Written exercise >> Search the records for "JSON". Copy every line where it appears.
** Begin Information supplied **
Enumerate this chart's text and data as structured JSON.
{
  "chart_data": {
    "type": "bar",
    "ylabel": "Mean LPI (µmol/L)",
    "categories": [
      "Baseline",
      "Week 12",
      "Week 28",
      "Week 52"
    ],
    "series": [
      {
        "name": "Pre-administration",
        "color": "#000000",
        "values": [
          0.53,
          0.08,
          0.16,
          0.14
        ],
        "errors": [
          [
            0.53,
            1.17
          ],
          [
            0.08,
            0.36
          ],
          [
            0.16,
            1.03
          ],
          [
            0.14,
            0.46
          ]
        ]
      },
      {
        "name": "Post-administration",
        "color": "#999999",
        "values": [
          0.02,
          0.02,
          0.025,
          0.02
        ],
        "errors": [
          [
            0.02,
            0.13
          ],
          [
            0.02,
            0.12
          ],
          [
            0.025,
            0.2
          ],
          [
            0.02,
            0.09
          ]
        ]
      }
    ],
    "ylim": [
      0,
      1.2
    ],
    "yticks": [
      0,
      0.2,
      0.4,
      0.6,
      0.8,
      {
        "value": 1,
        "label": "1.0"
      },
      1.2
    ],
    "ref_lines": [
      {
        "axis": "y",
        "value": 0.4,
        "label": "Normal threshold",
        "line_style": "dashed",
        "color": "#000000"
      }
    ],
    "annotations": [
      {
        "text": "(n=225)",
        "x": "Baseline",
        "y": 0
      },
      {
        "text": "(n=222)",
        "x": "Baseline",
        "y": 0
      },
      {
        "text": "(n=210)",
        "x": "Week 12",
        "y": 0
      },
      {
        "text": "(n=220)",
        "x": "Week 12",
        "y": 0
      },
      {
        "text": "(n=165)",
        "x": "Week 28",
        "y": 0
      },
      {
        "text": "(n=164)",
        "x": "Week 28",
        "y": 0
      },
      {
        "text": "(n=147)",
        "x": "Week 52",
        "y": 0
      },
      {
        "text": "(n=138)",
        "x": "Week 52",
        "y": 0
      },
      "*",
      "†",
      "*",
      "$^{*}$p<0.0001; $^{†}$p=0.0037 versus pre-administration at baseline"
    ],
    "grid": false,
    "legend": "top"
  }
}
** End Information supplied **
** Begin Information supplied **
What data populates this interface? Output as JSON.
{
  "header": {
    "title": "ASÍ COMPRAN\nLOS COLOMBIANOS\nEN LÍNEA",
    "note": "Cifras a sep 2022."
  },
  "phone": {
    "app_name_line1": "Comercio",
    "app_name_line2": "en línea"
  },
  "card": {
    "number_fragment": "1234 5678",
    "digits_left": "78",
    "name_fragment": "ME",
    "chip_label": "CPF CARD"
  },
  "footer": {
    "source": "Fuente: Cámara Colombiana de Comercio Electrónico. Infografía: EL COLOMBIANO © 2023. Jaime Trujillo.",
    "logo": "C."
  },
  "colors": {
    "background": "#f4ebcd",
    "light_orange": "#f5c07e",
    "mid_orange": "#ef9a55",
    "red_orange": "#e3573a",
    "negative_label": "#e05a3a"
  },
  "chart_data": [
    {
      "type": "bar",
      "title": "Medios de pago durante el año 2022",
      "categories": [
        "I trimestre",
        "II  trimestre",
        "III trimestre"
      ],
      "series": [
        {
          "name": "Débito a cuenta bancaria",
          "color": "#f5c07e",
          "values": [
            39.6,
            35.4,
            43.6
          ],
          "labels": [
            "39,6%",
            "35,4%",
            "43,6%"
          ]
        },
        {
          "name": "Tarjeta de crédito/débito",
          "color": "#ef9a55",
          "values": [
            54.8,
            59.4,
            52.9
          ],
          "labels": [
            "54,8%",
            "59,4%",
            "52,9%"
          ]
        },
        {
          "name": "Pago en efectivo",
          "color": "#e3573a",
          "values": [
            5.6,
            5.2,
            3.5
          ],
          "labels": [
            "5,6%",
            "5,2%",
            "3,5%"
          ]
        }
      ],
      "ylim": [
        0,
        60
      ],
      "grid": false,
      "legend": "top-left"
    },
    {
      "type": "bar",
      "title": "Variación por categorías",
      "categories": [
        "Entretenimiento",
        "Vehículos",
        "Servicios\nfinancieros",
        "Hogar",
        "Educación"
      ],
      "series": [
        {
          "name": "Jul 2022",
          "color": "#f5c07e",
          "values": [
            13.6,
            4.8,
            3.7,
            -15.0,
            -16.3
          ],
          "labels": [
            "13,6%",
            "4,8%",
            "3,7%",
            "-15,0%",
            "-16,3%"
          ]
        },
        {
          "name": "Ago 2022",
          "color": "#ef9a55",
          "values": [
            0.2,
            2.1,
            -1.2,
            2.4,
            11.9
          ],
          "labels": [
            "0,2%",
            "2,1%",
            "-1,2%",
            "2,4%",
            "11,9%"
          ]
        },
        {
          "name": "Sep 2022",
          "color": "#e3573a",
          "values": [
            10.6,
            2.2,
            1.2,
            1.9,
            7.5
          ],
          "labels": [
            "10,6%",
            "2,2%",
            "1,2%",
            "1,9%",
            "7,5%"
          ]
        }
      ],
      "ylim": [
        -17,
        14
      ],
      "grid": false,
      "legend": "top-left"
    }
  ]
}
** End Information supplied **
Answer below >>
Enumerate this chart's text and data as structured JSON.
What data populates this interface? Output as JSON.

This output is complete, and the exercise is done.